------ DATA ROWS

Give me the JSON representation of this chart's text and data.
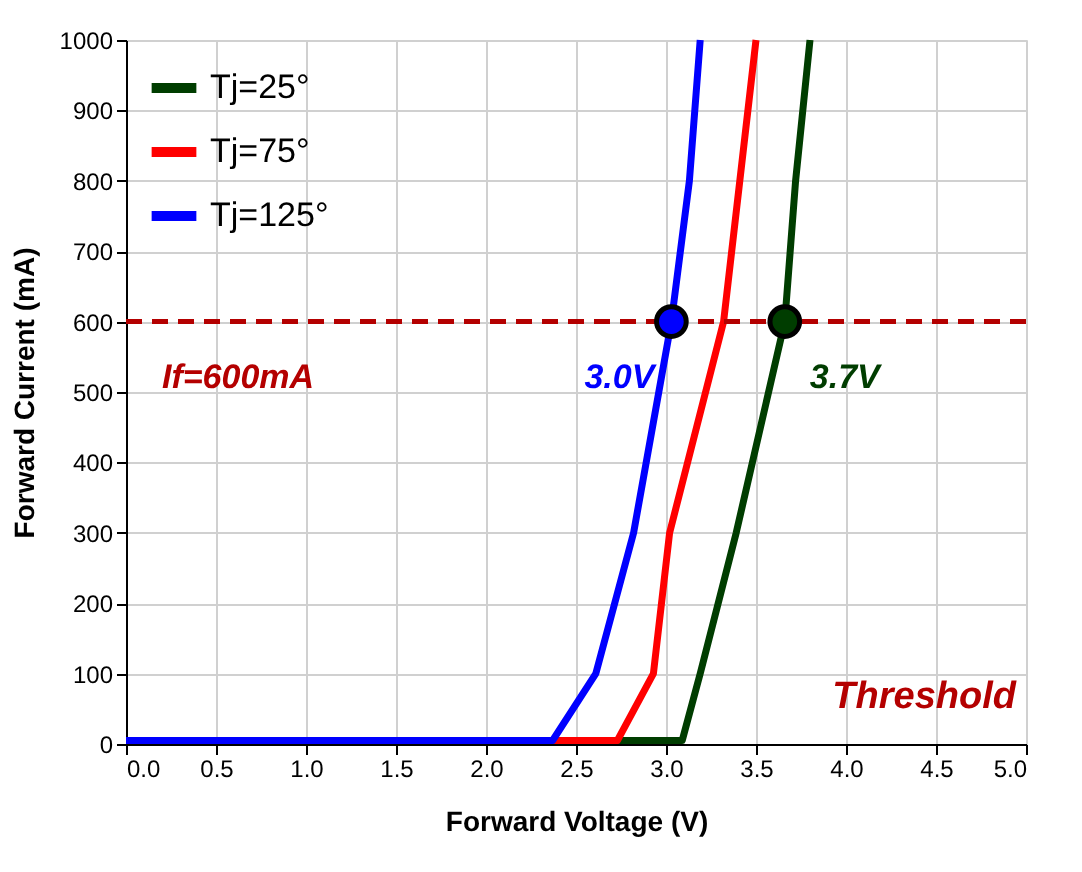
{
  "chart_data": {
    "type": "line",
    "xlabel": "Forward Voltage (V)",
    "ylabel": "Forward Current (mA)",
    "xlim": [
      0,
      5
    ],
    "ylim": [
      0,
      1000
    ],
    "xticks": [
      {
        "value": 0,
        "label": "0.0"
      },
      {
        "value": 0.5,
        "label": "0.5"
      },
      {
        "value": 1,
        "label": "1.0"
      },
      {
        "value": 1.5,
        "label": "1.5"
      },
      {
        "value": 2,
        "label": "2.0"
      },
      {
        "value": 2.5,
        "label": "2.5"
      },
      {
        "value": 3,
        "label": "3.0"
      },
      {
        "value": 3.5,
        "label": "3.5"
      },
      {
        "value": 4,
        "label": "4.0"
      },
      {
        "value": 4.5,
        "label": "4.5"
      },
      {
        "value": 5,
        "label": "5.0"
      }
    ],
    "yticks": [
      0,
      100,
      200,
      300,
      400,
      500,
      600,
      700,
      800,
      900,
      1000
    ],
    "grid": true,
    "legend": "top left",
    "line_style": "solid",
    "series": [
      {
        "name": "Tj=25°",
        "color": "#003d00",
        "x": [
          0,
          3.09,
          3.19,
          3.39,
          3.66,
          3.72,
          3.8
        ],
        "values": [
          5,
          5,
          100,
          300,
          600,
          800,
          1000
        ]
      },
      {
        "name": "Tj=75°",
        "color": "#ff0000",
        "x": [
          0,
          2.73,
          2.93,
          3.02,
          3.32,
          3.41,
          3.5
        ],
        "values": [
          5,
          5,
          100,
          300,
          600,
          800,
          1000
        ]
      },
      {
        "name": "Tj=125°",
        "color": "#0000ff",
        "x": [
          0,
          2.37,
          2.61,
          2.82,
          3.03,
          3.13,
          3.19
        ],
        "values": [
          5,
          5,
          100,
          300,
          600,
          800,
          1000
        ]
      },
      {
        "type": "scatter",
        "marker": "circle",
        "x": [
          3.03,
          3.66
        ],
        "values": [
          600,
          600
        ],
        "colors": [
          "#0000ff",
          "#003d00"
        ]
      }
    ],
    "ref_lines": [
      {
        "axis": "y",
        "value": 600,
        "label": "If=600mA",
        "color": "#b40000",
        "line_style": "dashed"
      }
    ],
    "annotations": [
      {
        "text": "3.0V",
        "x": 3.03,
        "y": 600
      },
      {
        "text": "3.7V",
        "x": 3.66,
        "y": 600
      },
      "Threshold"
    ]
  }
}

------------
------ DATA ROWS

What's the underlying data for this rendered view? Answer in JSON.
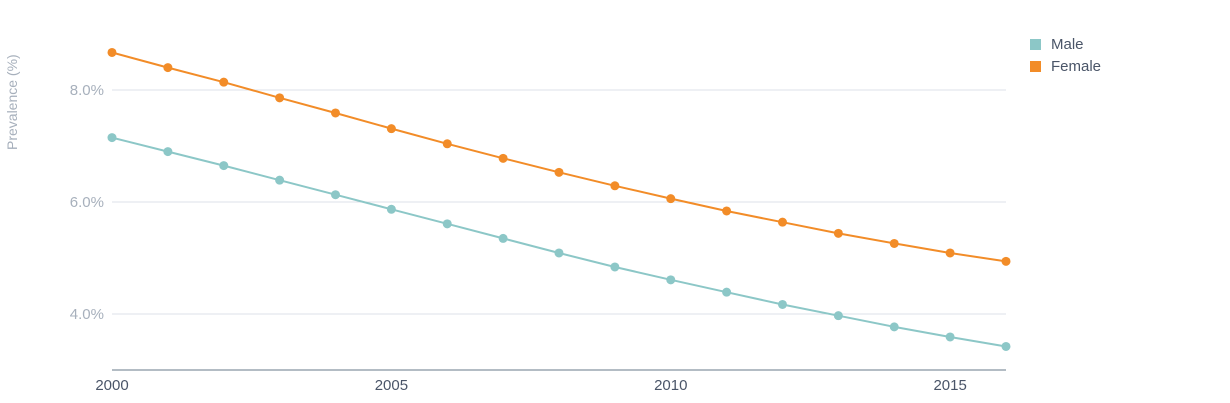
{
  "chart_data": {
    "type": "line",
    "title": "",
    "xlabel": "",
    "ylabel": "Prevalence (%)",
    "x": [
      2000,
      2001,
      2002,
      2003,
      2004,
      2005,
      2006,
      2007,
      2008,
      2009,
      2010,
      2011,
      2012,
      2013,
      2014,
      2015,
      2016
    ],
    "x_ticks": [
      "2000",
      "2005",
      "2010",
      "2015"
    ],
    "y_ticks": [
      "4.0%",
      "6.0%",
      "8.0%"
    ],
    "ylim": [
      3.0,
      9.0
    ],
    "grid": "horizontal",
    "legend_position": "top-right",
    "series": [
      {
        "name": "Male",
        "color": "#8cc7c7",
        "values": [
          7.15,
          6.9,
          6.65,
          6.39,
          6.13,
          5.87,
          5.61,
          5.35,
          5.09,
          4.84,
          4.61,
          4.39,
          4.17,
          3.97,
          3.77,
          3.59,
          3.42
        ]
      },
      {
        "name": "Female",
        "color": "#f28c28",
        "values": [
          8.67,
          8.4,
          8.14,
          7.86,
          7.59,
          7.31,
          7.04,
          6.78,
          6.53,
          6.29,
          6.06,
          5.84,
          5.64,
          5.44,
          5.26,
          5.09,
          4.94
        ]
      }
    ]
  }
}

------------

# THE EXERCISE
Check each line of these records for the string "this" and state only how many lines have it.

# ANSWER IN FULL
2